On November 4, 2014, Garrett was reacquired by the Iowa Energy. On February 12, 2015, he was named to the Futures All-Star team for the 2015 NBA D-League All-Star Game as a replacement for Lorenzo Brown. On February 26, he was traded to the Grand Rapids Drive in exchange for Willie Reed.

===2015–16 season===
In July 2015, Garrett joined the Los Angeles Clippers for the 2015 NBA Summer League.

The following month, he signed with Maccabi Ashdod of the Israeli Basketball Premier League. In 32 starts he averaged 19.0 points (3rd in the league), 6.2 assists (2nd), and 1.4 steals per game, with an .826 free throw percentage.

===2016–17 season===
On August 14, 2016, Garrett signed with the Alvark Tokyo od the B.League. He averaged 18.1 points, 3.9 assists per game.

===2017–18 season===
For the 2017–18 season, Garrett signed with the Italian team Auxilium Torino. On February 18, 2018, Garrett won the 2018 edition of the Italian Basketball Cup with Fiat Torino by beating Germani Basket Brescia 69–67 in the Finals.

===2018–19 season===
In July 2018, Garrett signed with Turkish club Tofaş, where he finished third in the Turkish league during the 2018–19 season. Meanwhile, he also personally averaged 18.4 points, 2.8 rebounds, 6.1 assists and 0.7 steals per contest, while shooting 43.5% from beyond the arc, in the team's EuroCup games.

===2020–21 season===
After a long hiatus due to personal injuries and the COVID-19 pandemic, Garrett signed with EuroCup club Promitheas Patras of the Greek Basket League, on July 31, 2020. On January 4, 2021, he was released from the Greek team.

- Exercise instructions:
A. In the passage on Garrett's career, which team did Garrett's club beat in the final of the 2018 Italian Basketball Cup?
B. Recast the paragraph beginning "The following month, he signed with Maccabi Ashdod" from the passage on Garrett's career as a short bulleted list.
C. Carry on the passage about Garrett's basketball career, picking up after its last sentence.

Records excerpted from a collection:

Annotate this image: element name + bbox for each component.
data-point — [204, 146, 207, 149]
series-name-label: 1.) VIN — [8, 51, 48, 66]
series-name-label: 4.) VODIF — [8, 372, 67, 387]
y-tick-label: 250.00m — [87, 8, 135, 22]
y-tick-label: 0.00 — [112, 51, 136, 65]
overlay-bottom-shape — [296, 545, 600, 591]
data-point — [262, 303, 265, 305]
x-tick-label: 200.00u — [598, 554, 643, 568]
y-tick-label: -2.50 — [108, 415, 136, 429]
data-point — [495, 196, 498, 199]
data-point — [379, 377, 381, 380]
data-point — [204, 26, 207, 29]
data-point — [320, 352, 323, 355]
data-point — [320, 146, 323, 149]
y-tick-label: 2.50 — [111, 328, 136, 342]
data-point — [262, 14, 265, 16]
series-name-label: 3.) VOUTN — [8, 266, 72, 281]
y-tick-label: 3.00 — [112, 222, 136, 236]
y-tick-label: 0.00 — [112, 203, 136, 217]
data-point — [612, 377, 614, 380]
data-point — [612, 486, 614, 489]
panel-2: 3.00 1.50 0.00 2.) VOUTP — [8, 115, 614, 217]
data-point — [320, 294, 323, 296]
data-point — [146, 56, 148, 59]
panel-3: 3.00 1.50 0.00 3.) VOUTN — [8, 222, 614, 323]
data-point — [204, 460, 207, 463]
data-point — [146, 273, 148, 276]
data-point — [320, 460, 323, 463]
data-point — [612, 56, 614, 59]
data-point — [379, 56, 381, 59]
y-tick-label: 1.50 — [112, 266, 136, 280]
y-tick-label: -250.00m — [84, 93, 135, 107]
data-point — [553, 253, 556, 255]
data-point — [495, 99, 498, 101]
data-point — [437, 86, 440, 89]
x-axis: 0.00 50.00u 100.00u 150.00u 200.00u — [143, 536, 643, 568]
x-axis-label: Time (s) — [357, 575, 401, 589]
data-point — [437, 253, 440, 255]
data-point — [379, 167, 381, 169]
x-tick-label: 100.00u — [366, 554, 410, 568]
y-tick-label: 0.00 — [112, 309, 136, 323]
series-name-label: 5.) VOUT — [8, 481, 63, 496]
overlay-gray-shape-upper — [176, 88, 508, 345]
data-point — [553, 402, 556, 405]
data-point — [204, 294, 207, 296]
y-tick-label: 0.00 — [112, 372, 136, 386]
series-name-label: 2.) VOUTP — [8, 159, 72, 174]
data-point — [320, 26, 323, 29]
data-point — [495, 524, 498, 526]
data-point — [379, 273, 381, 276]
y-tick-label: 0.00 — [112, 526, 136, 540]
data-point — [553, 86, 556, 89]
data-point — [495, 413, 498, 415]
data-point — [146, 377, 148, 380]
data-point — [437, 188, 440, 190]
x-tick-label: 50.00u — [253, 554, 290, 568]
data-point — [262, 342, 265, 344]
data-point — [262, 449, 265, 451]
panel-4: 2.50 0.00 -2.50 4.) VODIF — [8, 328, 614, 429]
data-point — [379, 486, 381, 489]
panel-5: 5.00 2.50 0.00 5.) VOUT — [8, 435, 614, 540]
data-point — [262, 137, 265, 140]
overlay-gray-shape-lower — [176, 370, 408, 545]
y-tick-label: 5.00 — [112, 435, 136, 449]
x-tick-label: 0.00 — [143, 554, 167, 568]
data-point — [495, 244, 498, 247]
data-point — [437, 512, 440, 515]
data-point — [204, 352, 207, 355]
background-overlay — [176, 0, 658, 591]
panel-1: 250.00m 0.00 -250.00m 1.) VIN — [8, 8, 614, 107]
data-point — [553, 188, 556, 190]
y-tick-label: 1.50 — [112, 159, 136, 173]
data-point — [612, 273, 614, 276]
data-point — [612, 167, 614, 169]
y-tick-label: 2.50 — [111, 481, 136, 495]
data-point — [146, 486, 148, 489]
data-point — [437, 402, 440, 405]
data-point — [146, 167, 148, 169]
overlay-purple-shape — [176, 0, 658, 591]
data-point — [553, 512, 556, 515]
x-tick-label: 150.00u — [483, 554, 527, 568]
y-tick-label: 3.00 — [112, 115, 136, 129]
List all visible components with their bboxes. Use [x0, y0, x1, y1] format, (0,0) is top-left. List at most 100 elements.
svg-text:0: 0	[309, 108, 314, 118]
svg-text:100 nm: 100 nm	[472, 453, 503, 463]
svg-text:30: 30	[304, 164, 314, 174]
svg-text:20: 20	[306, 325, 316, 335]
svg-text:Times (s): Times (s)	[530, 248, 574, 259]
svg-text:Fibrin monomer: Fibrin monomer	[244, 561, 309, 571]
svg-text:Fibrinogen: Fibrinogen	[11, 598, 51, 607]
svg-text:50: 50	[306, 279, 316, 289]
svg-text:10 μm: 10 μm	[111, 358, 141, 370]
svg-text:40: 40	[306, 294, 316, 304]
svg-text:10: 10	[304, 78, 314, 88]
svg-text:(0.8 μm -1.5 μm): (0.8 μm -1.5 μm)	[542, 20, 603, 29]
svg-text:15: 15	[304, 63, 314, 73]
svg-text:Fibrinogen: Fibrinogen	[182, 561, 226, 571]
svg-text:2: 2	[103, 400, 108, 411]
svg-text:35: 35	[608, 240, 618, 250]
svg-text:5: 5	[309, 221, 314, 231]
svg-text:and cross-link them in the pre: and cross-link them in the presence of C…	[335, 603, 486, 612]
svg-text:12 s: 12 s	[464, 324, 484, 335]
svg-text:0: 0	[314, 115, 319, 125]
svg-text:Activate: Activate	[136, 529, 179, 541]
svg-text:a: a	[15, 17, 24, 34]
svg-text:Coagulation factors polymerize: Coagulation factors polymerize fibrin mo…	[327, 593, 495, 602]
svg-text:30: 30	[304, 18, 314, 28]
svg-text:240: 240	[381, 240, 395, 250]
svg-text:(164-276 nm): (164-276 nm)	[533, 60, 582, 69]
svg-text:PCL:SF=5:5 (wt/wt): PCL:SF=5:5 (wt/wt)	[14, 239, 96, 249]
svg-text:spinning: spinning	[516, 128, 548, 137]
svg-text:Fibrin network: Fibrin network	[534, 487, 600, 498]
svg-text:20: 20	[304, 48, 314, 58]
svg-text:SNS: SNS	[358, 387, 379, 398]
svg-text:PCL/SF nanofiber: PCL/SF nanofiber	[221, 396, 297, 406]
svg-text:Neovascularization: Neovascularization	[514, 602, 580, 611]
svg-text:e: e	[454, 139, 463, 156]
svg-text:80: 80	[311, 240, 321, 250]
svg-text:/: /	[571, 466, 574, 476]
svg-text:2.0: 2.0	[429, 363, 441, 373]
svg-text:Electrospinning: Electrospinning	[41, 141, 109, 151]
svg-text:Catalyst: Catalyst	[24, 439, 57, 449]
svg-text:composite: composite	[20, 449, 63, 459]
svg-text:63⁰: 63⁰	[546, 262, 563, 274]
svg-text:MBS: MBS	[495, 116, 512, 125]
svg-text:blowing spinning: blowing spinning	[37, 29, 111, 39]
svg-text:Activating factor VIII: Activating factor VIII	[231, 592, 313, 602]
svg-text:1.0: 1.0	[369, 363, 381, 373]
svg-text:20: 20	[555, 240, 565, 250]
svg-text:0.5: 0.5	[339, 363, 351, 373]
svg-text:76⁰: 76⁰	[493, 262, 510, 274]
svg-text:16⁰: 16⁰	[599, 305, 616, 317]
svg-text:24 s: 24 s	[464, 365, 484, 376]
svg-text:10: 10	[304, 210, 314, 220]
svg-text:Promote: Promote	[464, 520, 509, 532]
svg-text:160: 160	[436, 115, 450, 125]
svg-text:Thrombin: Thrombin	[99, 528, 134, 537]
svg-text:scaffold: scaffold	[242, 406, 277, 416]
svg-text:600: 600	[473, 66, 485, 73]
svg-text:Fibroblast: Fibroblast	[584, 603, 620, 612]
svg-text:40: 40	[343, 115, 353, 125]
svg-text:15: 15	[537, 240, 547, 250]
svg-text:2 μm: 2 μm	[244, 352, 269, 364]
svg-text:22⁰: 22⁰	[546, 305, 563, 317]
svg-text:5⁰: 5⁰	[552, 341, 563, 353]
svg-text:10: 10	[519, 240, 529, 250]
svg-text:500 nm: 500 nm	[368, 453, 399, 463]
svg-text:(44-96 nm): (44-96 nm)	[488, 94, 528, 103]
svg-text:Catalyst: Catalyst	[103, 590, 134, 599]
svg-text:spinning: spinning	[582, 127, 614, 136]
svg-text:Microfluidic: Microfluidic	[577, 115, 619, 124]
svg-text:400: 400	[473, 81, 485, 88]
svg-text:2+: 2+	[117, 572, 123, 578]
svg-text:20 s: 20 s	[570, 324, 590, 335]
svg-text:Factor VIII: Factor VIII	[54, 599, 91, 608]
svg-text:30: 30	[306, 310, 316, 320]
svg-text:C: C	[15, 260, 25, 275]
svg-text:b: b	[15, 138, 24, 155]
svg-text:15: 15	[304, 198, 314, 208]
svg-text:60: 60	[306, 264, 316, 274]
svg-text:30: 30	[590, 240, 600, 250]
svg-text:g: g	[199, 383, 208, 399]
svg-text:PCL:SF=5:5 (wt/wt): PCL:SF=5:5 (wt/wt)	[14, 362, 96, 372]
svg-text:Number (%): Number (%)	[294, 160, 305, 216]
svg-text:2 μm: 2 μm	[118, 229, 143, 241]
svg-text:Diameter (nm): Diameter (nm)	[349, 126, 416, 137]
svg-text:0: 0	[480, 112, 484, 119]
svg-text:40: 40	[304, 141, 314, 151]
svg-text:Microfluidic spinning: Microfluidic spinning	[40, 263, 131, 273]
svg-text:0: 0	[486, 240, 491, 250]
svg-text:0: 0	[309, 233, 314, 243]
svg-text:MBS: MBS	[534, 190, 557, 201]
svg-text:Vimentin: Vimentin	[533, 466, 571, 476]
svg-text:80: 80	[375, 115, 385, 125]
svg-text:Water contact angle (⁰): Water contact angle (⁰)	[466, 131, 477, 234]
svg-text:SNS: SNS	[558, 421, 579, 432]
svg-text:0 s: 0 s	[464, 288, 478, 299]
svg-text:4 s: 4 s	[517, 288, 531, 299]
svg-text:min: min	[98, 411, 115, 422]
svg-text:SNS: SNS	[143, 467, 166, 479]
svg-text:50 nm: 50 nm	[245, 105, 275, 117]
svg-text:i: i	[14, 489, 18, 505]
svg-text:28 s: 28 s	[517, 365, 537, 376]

- Task responses:
A. Germani Basket Brescia, by a score of 69–67.

B.
- Signed with Maccabi Ashdod of the Israeli Basketball Premier League
- Started 32 games
- Averaged 19.0 points per game (3rd in the league)
- Averaged 6.2 assists per game (2nd in the league)
- Averaged 1.4 steals per game
- Shot .826 from the free throw line

C.
On January 26, 2021, Garrett signed with Giessen 46ers of the Basketball Bundesliga. In 19 games, he averaged 15.1 points, 4.9 assists (8th in the league), and 1.5 steals (6th) per game.

===2021–22 season===
On August 2, 2021, Garrett signed in Puerto Rico with Gigantes de Carolina.

In 2021-22 he played for the Israeli team Ironi Nes Ziona. In 29 starts he averaged 15.6 points (10th in the league), 4.8 assists (9th), and 1.5 steals (10th) per game, with an .859 free throw percentage.

===2022–23 season===
In the summer of 2022, Garrett signed with Ironi Kiryat Ata of the Israeli Basketball Premier League.

On December 23, 2024, Garrett announced his retirement.

==Coaching career==
Garrett signed with Athletes Untapped as a private basketball coach on November 12, 2024.

On December 26, 2024, Garrett returned to the Iowa State Cyclones as an assistant coach under head coach T. J. Otzelberger.

==NBA career statistics==

===Regular season===

| Year | Team | GP | GS | MPG | FG% | 3P% | FT% | RPG | APG | SPG | BPG | PPG |
|---|---|---|---|---|---|---|---|---|---|---|---|---|
| 2012–13 | Phoenix | 19 | 0 | 7.8 | .327 | .200 | .500 | .8 | 1.6 | .5 | .0 | 2.1 |
| 2013–14 | Utah | 71 | 0 | 14.8 | .381 | .375 | .833 | 1.4 | 1.7 | .6 | .1 | 3.5 |
| Career |  | 90 | 0 | 13.3 | .373 | .351 | .682 | 1.2 | 1.7 | .6 | .1 | 3.2 |

==Honours==
- Greek Basketball Super Cup: (2020)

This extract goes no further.